Objective »
Copy each line that holds "JSON".

[Dataset excerpts start]

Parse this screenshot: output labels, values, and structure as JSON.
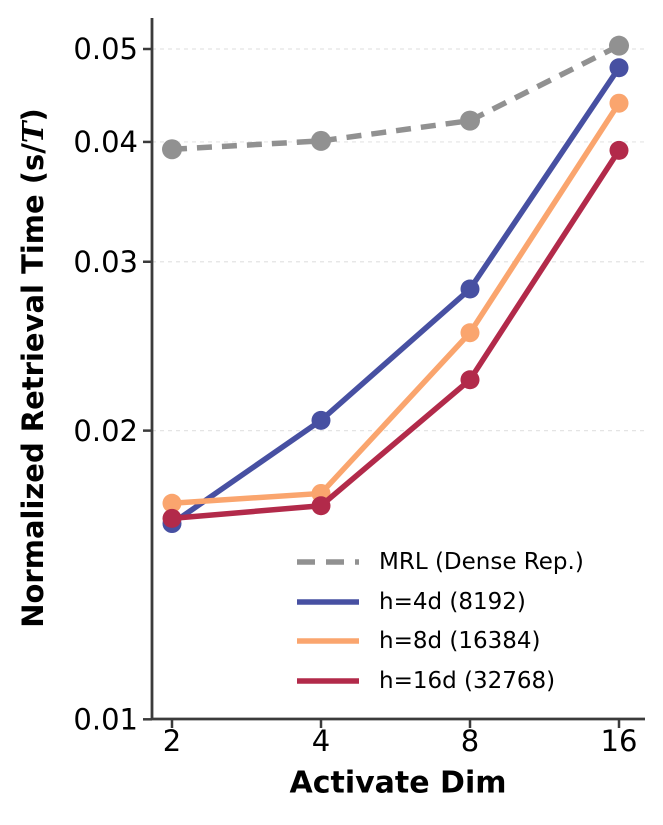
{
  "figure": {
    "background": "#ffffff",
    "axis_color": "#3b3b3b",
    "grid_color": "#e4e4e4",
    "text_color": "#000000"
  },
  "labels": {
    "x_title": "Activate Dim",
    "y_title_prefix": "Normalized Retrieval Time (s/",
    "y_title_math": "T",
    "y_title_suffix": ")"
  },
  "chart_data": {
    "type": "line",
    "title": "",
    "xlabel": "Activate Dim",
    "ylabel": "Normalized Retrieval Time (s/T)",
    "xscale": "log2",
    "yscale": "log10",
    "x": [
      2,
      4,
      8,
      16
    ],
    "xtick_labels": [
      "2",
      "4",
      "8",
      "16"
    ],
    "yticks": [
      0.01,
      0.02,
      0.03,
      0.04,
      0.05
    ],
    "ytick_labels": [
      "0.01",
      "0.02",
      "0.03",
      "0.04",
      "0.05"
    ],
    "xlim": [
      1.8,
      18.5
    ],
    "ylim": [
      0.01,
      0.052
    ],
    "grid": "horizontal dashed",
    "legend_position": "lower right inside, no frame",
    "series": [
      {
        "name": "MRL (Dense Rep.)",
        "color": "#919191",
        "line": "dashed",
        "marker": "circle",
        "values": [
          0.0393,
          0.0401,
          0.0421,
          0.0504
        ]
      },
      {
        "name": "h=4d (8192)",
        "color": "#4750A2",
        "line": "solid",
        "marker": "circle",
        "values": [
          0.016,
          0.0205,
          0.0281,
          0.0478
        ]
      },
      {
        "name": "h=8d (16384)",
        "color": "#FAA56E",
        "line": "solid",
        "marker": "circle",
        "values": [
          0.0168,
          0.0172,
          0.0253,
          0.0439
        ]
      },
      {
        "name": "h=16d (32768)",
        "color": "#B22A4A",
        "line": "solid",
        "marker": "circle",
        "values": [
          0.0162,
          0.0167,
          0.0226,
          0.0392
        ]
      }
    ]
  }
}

[Dataset excerpts end]
[Dataset excerpts start]

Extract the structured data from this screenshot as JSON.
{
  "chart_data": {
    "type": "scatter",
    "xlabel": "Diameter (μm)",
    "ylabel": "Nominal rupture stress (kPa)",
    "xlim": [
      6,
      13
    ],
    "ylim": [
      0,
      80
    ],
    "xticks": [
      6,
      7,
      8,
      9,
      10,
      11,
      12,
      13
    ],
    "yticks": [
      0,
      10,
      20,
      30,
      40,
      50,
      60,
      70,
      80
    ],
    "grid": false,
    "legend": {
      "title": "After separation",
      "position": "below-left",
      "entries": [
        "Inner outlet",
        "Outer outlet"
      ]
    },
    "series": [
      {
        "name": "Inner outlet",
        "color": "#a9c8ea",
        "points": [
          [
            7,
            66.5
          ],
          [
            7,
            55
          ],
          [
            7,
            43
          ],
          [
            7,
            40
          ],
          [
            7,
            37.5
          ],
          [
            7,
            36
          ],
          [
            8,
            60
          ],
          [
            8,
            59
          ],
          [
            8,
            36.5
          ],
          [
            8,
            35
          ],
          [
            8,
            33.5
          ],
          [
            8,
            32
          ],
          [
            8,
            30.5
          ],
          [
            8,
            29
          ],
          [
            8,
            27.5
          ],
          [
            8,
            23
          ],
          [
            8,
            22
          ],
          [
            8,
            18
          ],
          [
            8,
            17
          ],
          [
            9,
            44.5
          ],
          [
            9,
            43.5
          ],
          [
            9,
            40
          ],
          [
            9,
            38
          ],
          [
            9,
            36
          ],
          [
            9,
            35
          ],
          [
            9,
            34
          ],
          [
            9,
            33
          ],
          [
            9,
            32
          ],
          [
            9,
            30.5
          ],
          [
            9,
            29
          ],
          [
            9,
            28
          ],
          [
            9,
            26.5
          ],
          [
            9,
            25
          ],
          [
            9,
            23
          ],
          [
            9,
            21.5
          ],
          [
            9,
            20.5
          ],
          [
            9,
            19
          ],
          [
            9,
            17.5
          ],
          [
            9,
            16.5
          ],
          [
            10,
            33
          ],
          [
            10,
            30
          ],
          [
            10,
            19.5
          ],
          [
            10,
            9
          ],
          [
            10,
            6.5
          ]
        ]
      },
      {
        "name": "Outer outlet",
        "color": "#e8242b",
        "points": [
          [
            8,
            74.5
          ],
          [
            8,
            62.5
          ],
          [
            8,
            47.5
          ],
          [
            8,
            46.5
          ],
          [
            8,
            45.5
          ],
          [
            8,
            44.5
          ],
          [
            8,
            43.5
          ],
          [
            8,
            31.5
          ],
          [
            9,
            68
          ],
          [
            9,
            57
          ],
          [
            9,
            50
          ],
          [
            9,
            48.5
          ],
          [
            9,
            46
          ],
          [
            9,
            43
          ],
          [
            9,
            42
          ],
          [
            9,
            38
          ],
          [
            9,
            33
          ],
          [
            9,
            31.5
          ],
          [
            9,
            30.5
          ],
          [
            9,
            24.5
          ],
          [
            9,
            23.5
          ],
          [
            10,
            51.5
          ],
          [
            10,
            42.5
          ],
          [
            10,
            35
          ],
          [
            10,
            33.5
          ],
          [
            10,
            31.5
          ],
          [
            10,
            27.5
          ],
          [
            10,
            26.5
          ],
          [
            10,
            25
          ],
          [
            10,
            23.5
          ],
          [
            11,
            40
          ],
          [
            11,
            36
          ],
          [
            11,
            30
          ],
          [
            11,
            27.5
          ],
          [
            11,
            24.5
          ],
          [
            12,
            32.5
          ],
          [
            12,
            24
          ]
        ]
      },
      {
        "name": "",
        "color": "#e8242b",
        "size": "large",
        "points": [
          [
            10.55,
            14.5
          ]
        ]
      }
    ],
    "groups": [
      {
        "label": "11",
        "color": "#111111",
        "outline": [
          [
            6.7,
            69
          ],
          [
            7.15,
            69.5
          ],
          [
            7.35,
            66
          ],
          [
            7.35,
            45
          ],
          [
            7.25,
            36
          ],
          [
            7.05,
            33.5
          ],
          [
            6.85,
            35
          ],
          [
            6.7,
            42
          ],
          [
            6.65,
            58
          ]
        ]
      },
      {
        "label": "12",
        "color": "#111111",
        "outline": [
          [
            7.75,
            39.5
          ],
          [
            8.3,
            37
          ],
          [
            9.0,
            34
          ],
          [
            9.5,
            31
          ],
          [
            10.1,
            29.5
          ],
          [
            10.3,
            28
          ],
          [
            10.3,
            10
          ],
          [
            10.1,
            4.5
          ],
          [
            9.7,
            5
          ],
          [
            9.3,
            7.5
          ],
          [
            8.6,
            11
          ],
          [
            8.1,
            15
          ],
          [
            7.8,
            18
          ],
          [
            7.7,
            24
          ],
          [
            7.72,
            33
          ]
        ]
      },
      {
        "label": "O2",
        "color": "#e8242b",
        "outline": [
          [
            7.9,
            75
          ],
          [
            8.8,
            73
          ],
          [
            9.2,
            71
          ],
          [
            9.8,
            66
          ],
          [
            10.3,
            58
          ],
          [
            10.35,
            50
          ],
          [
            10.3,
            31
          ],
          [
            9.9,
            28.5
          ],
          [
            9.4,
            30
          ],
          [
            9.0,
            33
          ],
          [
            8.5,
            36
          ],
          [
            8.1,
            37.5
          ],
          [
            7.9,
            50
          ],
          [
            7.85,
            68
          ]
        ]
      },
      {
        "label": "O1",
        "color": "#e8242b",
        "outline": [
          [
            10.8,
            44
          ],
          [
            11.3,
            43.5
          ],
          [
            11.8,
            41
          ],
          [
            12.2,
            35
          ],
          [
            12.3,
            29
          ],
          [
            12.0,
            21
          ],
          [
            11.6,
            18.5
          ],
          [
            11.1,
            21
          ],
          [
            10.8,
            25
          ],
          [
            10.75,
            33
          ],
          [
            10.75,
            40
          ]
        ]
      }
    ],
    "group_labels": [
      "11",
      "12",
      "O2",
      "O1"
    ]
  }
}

[Dataset excerpts end]

Output »
Parse this screenshot: output labels, values, and structure as JSON.
Extract the structured data from this screenshot as JSON.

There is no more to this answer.